TASK DATA:
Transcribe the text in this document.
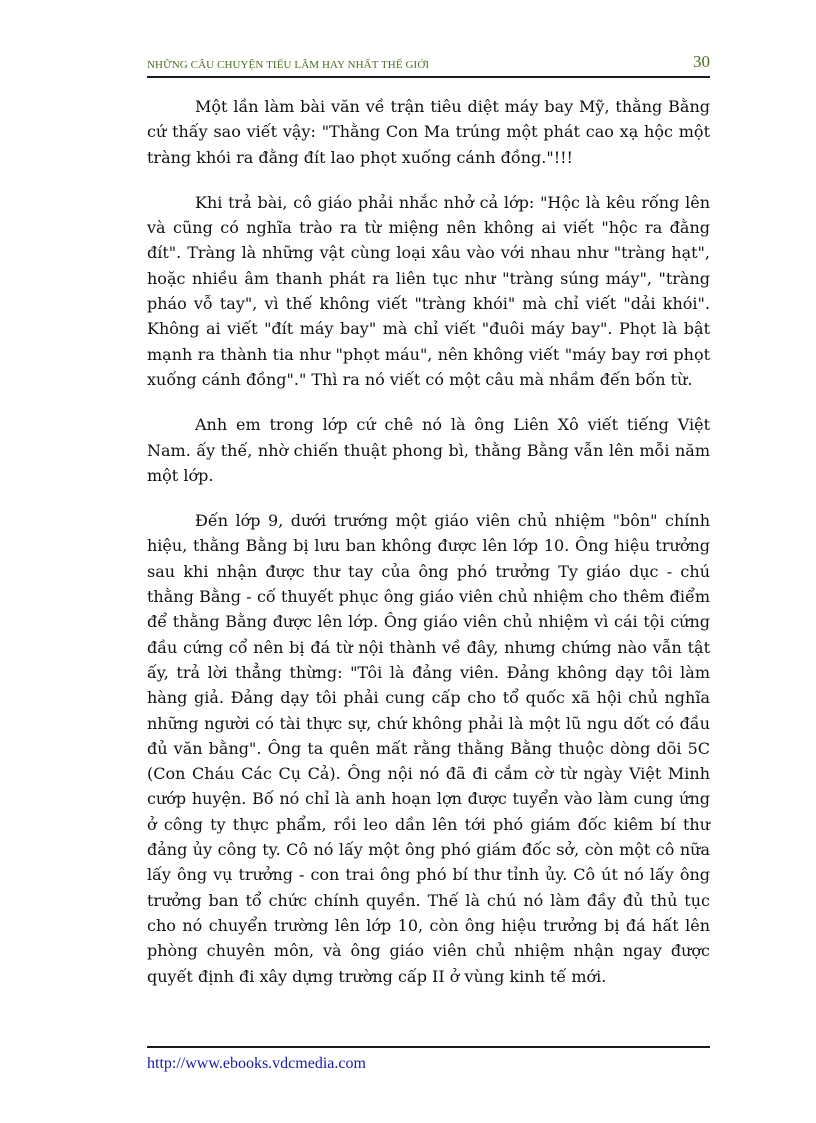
NHỮNG CÂU CHUYỆN TIẾU LÂM HAY NHẤT THẾ GIỚI	30

Một lần làm bài văn về trận tiêu diệt máy bay Mỹ, thằng Bằng cứ thấy sao viết vậy: "Thằng Con Ma trúng một phát cao xạ hộc một tràng khói ra đằng đít lao phọt xuống cánh đồng."!!!

Khi trả bài, cô giáo phải nhắc nhở cả lớp: "Hộc là kêu rống lên và cũng có nghĩa trào ra từ miệng nên không ai viết "hộc ra đằng đít". Tràng là những vật cùng loại xâu vào với nhau như "tràng hạt", hoặc nhiều âm thanh phát ra liên tục như "tràng súng máy", "tràng pháo vỗ tay", vì thế không viết "tràng khói" mà chỉ viết "dải khói". Không ai viết "đít máy bay" mà chỉ viết "đuôi máy bay". Phọt là bật mạnh ra thành tia như "phọt máu", nên không viết "máy bay rơi phọt xuống cánh đồng"." Thì ra nó viết có một câu mà nhầm đến bốn từ.

Anh em trong lớp cứ chê nó là ông Liên Xô viết tiếng Việt Nam. ấy thế, nhờ chiến thuật phong bì, thằng Bằng vẫn lên mỗi năm một lớp.

Đến lớp 9, dưới trướng một giáo viên chủ nhiệm "bôn" chính hiệu, thằng Bằng bị lưu ban không được lên lớp 10. Ông hiệu trưởng sau khi nhận được thư tay của ông phó trưởng Ty giáo dục - chú thằng Bằng - cố thuyết phục ông giáo viên chủ nhiệm cho thêm điểm để thằng Bằng được lên lớp. Ông giáo viên chủ nhiệm vì cái tội cứng đầu cứng cổ nên bị đá từ nội thành về đây, nhưng chứng nào vẫn tật ấy, trả lời thẳng thừng: "Tôi là đảng viên. Đảng không dạy tôi làm hàng giả. Đảng dạy tôi phải cung cấp cho tổ quốc xã hội chủ nghĩa những người có tài thực sự, chứ không phải là một lũ ngu dốt có đầu đủ văn bằng". Ông ta quên mất rằng thằng Bằng thuộc dòng dõi 5C (Con Cháu Các Cụ Cả). Ông nội nó đã đi cắm cờ từ ngày Việt Minh cướp huyện. Bố nó chỉ là anh hoạn lợn được tuyển vào làm cung ứng ở công ty thực phẩm, rồi leo dần lên tới phó giám đốc kiêm bí thư đảng ủy công ty. Cô nó lấy một ông phó giám đốc sở, còn một cô nữa lấy ông vụ trưởng - con trai ông phó bí thư tỉnh ủy. Cô út nó lấy ông trưởng ban tổ chức chính quyền. Thế là chú nó làm đầy đủ thủ tục cho nó chuyển trường lên lớp 10, còn ông hiệu trưởng bị đá hất lên phòng chuyên môn, và ông giáo viên chủ nhiệm nhận ngay được quyết định đi xây dựng trường cấp II ở vùng kinh tế mới.

http://www.ebooks.vdcmedia.com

TASK TO COMPLETE: Leave out the pictures and transcribe everything else exactly.

SOLUTION TO THE EXERCISE:
Transcribe the text in this document.
NHỮNG CÂU CHUYỆN TIẾU LÂM HAY NHẤT THẾ GIỚI	30

Một lần làm bài văn về trận tiêu diệt máy bay Mỹ, thằng Bằng cứ thấy sao viết vậy: "Thằng Con Ma trúng một phát cao xạ hộc một tràng khói ra đằng đít lao phọt xuống cánh đồng."!!!

Khi trả bài, cô giáo phải nhắc nhở cả lớp: "Hộc là kêu rống lên và cũng có nghĩa trào ra từ miệng nên không ai viết "hộc ra đằng đít". Tràng là những vật cùng loại xâu vào với nhau như "tràng hạt", hoặc nhiều âm thanh phát ra liên tục như "tràng súng máy", "tràng pháo vỗ tay", vì thế không viết "tràng khói" mà chỉ viết "dải khói". Không ai viết "đít máy bay" mà chỉ viết "đuôi máy bay". Phọt là bật mạnh ra thành tia như "phọt máu", nên không viết "máy bay rơi phọt xuống cánh đồng"." Thì ra nó viết có một câu mà nhầm đến bốn từ.

Anh em trong lớp cứ chê nó là ông Liên Xô viết tiếng Việt Nam. ấy thế, nhờ chiến thuật phong bì, thằng Bằng vẫn lên mỗi năm một lớp.

Đến lớp 9, dưới trướng một giáo viên chủ nhiệm "bôn" chính hiệu, thằng Bằng bị lưu ban không được lên lớp 10. Ông hiệu trưởng sau khi nhận được thư tay của ông phó trưởng Ty giáo dục - chú thằng Bằng - cố thuyết phục ông giáo viên chủ nhiệm cho thêm điểm để thằng Bằng được lên lớp. Ông giáo viên chủ nhiệm vì cái tội cứng đầu cứng cổ nên bị đá từ nội thành về đây, nhưng chứng nào vẫn tật ấy, trả lời thẳng thừng: "Tôi là đảng viên. Đảng không dạy tôi làm hàng giả. Đảng dạy tôi phải cung cấp cho tổ quốc xã hội chủ nghĩa những người có tài thực sự, chứ không phải là một lũ ngu dốt có đầu đủ văn bằng". Ông ta quên mất rằng thằng Bằng thuộc dòng dõi 5C (Con Cháu Các Cụ Cả). Ông nội nó đã đi cắm cờ từ ngày Việt Minh cướp huyện. Bố nó chỉ là anh hoạn lợn được tuyển vào làm cung ứng ở công ty thực phẩm, rồi leo dần lên tới phó giám đốc kiêm bí thư đảng ủy công ty. Cô nó lấy một ông phó giám đốc sở, còn một cô nữa lấy ông vụ trưởng - con trai ông phó bí thư tỉnh ủy. Cô út nó lấy ông trưởng ban tổ chức chính quyền. Thế là chú nó làm đầy đủ thủ tục cho nó chuyển trường lên lớp 10, còn ông hiệu trưởng bị đá hất lên phòng chuyên môn, và ông giáo viên chủ nhiệm nhận ngay được quyết định đi xây dựng trường cấp II ở vùng kinh tế mới.

http://www.ebooks.vdcmedia.com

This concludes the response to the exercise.